▶ [WRITTEN TASK]
Take all the material and copy it exactly.

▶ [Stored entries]
....

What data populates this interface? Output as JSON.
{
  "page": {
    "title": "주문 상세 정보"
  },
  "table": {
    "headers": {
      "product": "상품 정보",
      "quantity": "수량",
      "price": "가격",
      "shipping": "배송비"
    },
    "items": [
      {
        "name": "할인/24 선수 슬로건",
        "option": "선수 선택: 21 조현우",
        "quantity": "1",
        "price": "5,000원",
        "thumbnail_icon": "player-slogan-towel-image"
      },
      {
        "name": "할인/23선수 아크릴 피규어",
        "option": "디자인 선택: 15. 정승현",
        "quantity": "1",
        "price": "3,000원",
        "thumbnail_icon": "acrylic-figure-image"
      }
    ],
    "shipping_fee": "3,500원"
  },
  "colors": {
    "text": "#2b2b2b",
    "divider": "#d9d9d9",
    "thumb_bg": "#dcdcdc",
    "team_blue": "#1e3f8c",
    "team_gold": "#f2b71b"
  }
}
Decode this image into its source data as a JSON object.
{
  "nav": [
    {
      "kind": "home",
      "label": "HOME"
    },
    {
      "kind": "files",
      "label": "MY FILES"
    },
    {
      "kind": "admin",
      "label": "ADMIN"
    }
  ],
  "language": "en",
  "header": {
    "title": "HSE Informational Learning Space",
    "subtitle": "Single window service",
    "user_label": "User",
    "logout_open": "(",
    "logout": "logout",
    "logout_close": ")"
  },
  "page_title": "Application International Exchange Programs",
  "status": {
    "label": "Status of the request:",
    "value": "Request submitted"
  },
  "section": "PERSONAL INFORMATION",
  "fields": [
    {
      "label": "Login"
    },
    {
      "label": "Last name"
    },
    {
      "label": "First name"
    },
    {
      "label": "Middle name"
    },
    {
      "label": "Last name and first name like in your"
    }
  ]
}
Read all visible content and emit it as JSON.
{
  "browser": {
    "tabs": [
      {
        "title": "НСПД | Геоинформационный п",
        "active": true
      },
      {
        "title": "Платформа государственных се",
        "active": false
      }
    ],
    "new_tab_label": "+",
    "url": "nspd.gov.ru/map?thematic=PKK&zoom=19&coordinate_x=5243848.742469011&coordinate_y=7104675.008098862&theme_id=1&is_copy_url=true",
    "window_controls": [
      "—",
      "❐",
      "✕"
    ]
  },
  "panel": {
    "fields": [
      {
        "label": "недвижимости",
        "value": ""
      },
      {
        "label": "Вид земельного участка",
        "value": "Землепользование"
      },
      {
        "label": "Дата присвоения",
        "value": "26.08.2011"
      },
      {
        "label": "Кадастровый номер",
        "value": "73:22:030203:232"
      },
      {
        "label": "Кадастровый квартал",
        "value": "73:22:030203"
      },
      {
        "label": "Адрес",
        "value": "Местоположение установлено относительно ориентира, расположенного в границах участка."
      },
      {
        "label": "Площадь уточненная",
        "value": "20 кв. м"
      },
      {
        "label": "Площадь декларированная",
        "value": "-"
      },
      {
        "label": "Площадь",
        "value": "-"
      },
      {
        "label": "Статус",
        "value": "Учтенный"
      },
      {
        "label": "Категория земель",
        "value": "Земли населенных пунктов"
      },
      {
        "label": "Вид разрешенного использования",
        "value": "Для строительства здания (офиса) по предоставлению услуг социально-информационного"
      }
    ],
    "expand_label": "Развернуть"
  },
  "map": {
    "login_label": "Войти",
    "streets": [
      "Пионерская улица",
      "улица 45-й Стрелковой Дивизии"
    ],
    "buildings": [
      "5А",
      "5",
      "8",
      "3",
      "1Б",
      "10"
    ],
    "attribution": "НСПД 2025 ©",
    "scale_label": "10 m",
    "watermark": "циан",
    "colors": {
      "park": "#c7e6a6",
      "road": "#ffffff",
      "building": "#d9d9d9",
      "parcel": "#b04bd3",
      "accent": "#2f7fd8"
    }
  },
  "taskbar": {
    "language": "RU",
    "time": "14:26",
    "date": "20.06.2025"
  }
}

....

▶ [OUTPUT OF THE TASK]
What data populates this interface? Output as JSON.
{
  "page": {
    "title": "주문 상세 정보"
  },
  "table": {
    "headers": {
      "product": "상품 정보",
      "quantity": "수량",
      "price": "가격",
      "shipping": "배송비"
    },
    "items": [
      {
        "name": "할인/24 선수 슬로건",
        "option": "선수 선택: 21 조현우",
        "quantity": "1",
        "price": "5,000원",
        "thumbnail_icon": "player-slogan-towel-image"
      },
      {
        "name": "할인/23선수 아크릴 피규어",
        "option": "디자인 선택: 15. 정승현",
        "quantity": "1",
        "price": "3,000원",
        "thumbnail_icon": "acrylic-figure-image"
      }
    ],
    "shipping_fee": "3,500원"
  },
  "colors": {
    "text": "#2b2b2b",
    "divider": "#d9d9d9",
    "thumb_bg": "#dcdcdc",
    "team_blue": "#1e3f8c",
    "team_gold": "#f2b71b"
  }
}
Decode this image into its source data as a JSON object.
{
  "nav": [
    {
      "kind": "home",
      "label": "HOME"
    },
    {
      "kind": "files",
      "label": "MY FILES"
    },
    {
      "kind": "admin",
      "label": "ADMIN"
    }
  ],
  "language": "en",
  "header": {
    "title": "HSE Informational Learning Space",
    "subtitle": "Single window service",
    "user_label": "User",
    "logout_open": "(",
    "logout": "logout",
    "logout_close": ")"
  },
  "page_title": "Application International Exchange Programs",
  "status": {
    "label": "Status of the request:",
    "value": "Request submitted"
  },
  "section": "PERSONAL INFORMATION",
  "fields": [
    {
      "label": "Login"
    },
    {
      "label": "Last name"
    },
    {
      "label": "First name"
    },
    {
      "label": "Middle name"
    },
    {
      "label": "Last name and first name like in your"
    }
  ]
}
Read all visible content and emit it as JSON.
{
  "browser": {
    "tabs": [
      {
        "title": "НСПД | Геоинформационный п",
        "active": true
      },
      {
        "title": "Платформа государственных се",
        "active": false
      }
    ],
    "new_tab_label": "+",
    "url": "nspd.gov.ru/map?thematic=PKK&zoom=19&coordinate_x=5243848.742469011&coordinate_y=7104675.008098862&theme_id=1&is_copy_url=true",
    "window_controls": [
      "—",
      "❐",
      "✕"
    ]
  },
  "panel": {
    "fields": [
      {
        "label": "недвижимости",
        "value": ""
      },
      {
        "label": "Вид земельного участка",
        "value": "Землепользование"
      },
      {
        "label": "Дата присвоения",
        "value": "26.08.2011"
      },
      {
        "label": "Кадастровый номер",
        "value": "73:22:030203:232"
      },
      {
        "label": "Кадастровый квартал",
        "value": "73:22:030203"
      },
      {
        "label": "Адрес",
        "value": "Местоположение установлено относительно ориентира, расположенного в границах участка."
      },
      {
        "label": "Площадь уточненная",
        "value": "20 кв. м"
      },
      {
        "label": "Площадь декларированная",
        "value": "-"
      },
      {
        "label": "Площадь",
        "value": "-"
      },
      {
        "label": "Статус",
        "value": "Учтенный"
      },
      {
        "label": "Категория земель",
        "value": "Земли населенных пунктов"
      },
      {
        "label": "Вид разрешенного использования",
        "value": "Для строительства здания (офиса) по предоставлению услуг социально-информационного"
      }
    ],
    "expand_label": "Развернуть"
  },
  "map": {
    "login_label": "Войти",
    "streets": [
      "Пионерская улица",
      "улица 45-й Стрелковой Дивизии"
    ],
    "buildings": [
      "5А",
      "5",
      "8",
      "3",
      "1Б",
      "10"
    ],
    "attribution": "НСПД 2025 ©",
    "scale_label": "10 m",
    "watermark": "циан",
    "colors": {
      "park": "#c7e6a6",
      "road": "#ffffff",
      "building": "#d9d9d9",
      "parcel": "#b04bd3",
      "accent": "#2f7fd8"
    }
  },
  "taskbar": {
    "language": "RU",
    "time": "14:26",
    "date": "20.06.2025"
  }
}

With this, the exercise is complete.